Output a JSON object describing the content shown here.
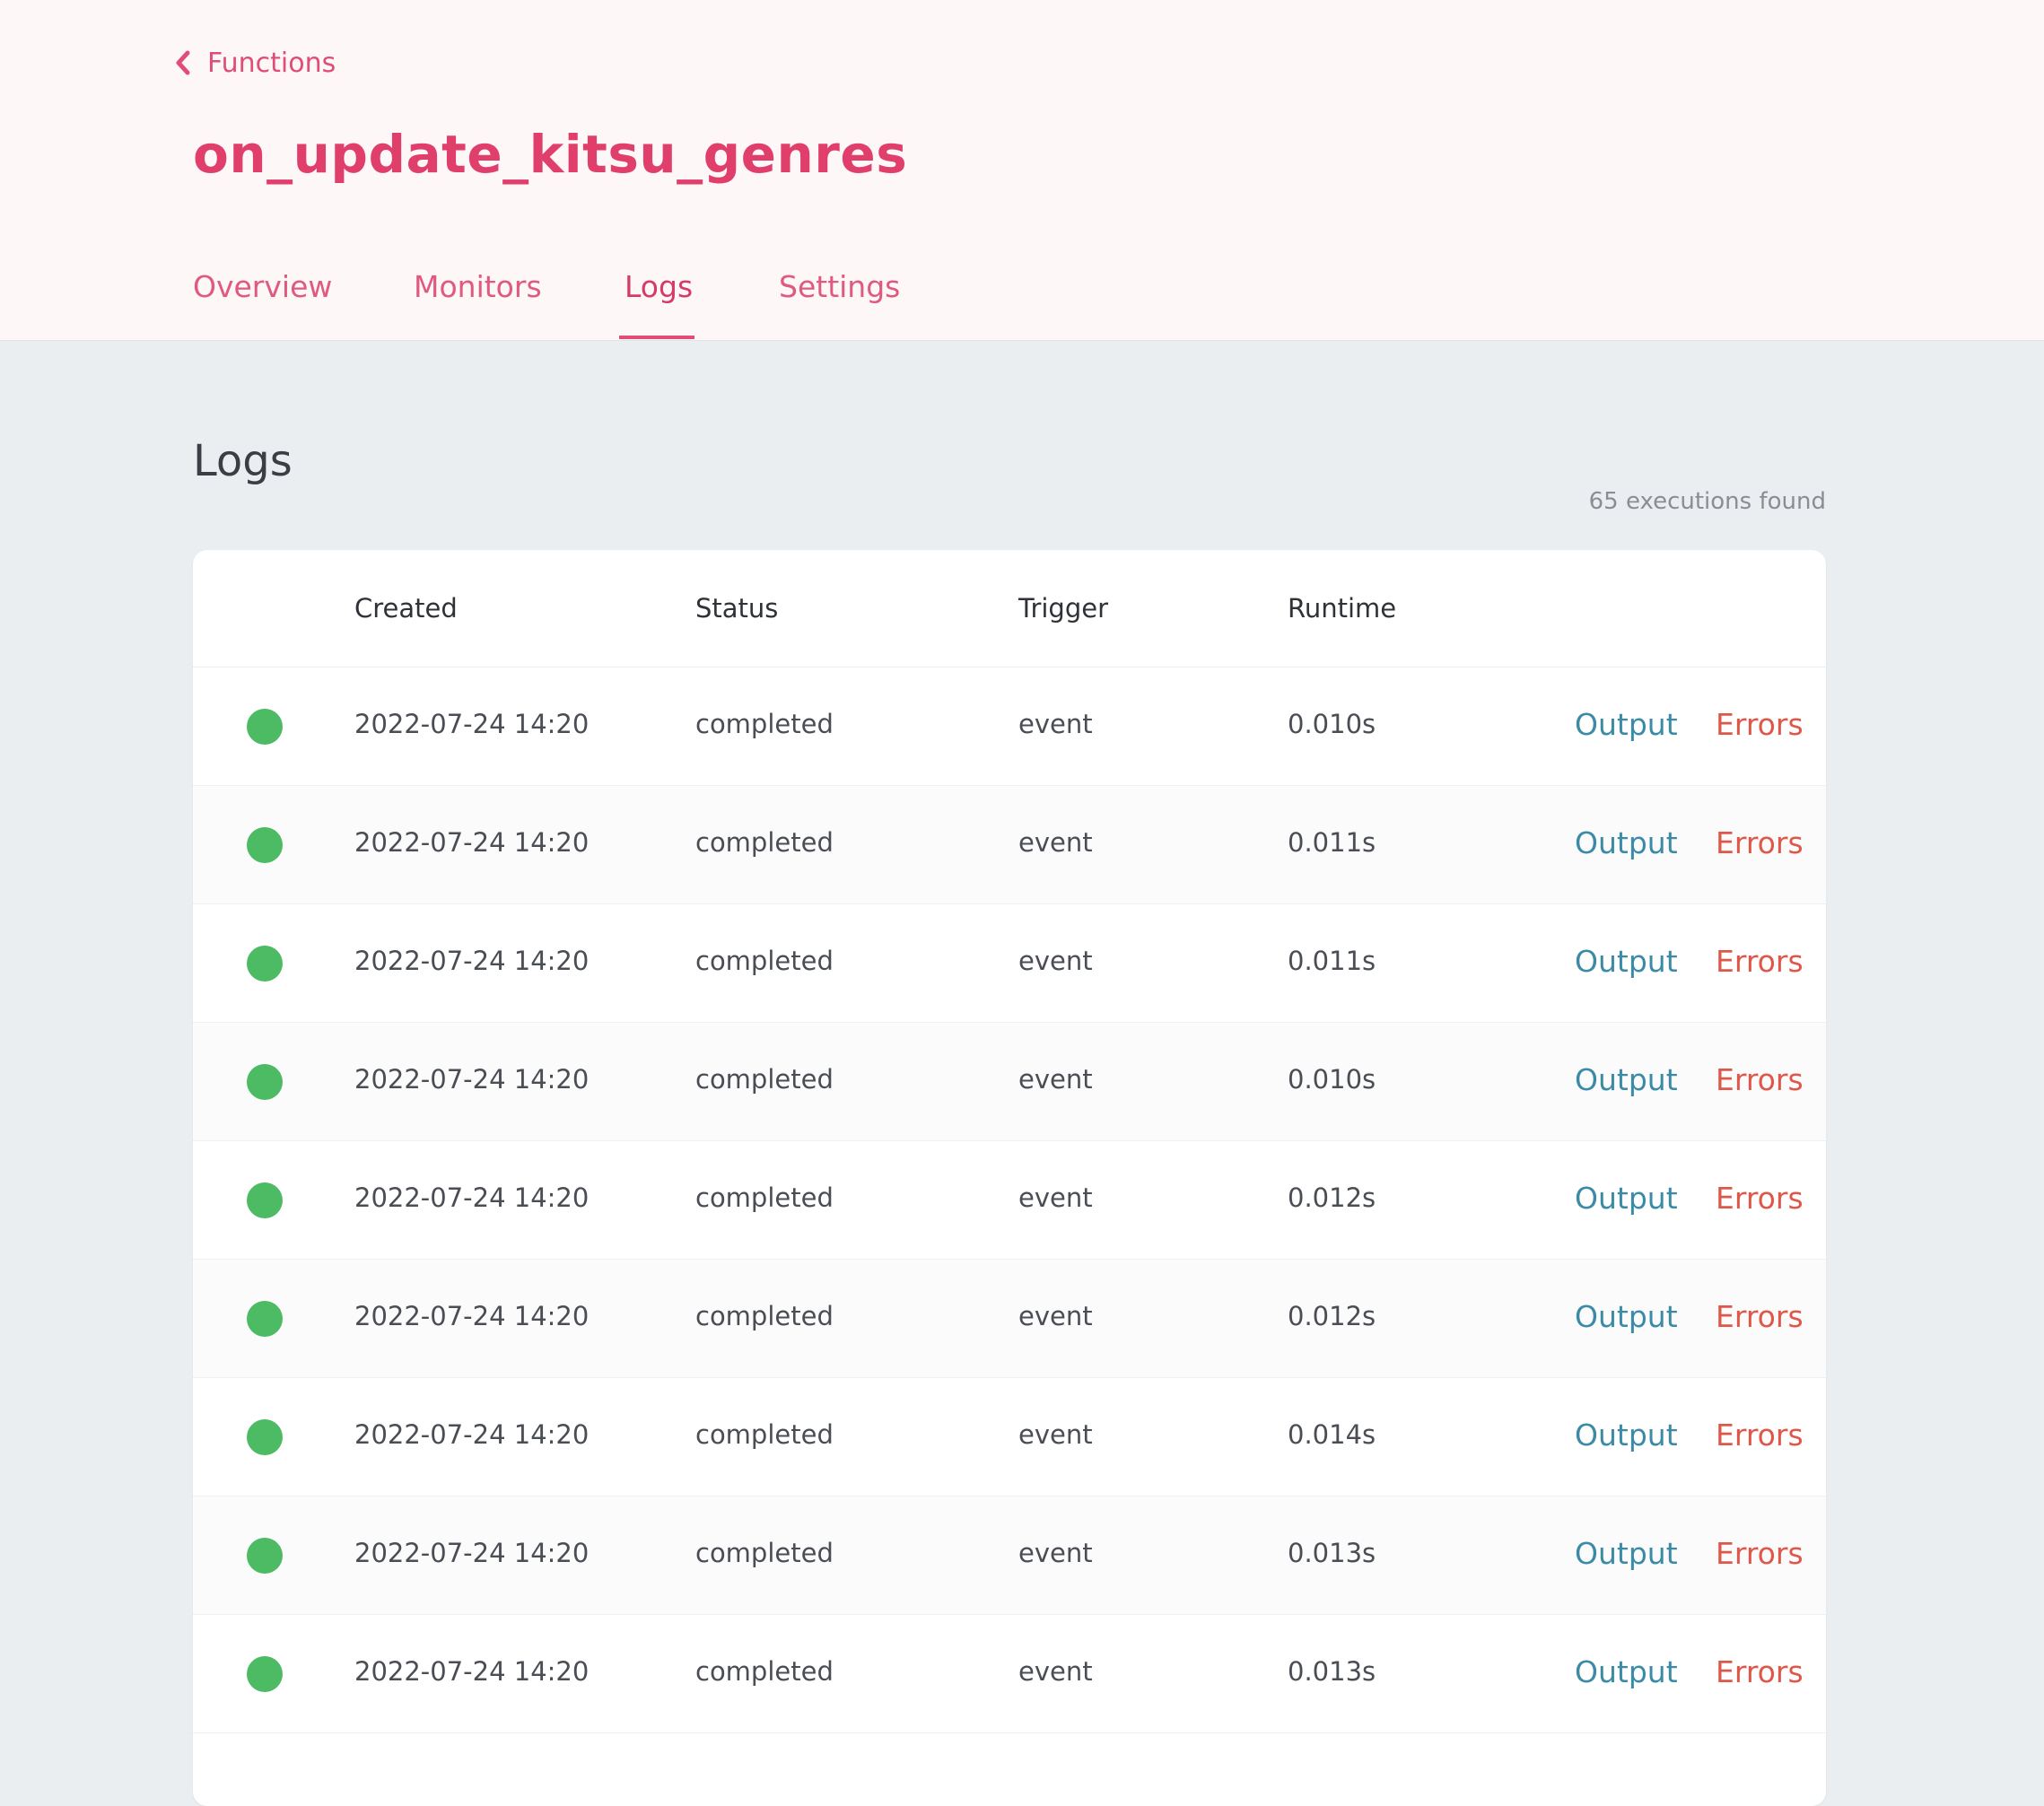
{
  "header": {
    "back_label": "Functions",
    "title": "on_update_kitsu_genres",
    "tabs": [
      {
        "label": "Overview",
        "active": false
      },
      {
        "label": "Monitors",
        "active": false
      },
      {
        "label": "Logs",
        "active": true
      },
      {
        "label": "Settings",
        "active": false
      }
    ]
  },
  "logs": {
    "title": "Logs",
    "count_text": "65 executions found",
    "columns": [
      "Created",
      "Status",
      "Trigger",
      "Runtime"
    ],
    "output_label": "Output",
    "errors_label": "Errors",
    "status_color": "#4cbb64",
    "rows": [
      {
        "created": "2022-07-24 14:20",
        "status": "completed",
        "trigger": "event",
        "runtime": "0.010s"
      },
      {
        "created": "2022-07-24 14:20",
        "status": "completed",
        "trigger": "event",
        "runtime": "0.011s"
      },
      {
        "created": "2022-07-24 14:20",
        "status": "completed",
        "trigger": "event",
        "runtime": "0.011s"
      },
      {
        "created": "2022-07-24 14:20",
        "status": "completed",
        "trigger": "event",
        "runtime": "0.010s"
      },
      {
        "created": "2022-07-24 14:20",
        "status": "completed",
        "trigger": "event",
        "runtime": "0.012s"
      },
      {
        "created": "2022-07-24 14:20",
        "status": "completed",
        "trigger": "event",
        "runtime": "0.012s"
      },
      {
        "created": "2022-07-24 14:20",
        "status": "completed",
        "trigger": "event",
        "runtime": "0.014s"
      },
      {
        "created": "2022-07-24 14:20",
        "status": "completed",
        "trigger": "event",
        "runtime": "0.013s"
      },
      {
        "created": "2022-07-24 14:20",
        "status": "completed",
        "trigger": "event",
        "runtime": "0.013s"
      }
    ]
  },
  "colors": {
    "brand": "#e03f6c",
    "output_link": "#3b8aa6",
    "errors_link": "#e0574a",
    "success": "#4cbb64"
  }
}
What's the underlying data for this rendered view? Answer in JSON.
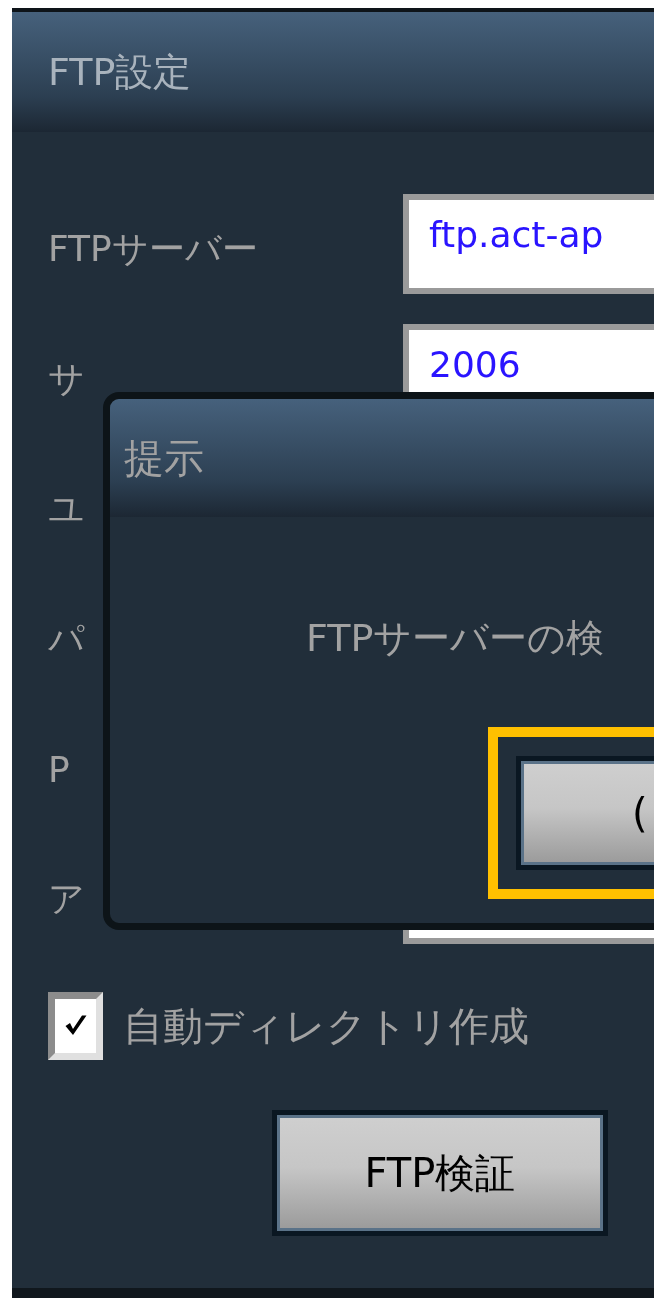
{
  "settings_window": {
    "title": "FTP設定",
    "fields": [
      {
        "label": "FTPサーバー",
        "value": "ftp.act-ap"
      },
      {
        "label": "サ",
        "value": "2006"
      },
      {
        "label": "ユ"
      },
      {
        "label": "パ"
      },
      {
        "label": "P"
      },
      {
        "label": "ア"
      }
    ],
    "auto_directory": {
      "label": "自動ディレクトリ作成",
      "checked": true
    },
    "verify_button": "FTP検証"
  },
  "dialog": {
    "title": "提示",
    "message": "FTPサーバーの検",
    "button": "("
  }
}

--------------------------------------------------

SHORT EXERCISE
Write out exactly the lines from the one containing "What's the underlying" through the last line of the records above, both ends included, and leave out any pictures.

RESULT FOR THIS EXERCISE
What's the underlying data for this rendered view? Answer in JSON.
{
  "settings_window": {
    "title": "FTP設定",
    "fields": [
      {
        "label": "FTPサーバー",
        "value": "ftp.act-ap"
      },
      {
        "label": "サ",
        "value": "2006"
      },
      {
        "label": "ユ"
      },
      {
        "label": "パ"
      },
      {
        "label": "P"
      },
      {
        "label": "ア"
      }
    ],
    "auto_directory": {
      "label": "自動ディレクトリ作成",
      "checked": true
    },
    "verify_button": "FTP検証"
  },
  "dialog": {
    "title": "提示",
    "message": "FTPサーバーの検",
    "button": "("
  }
}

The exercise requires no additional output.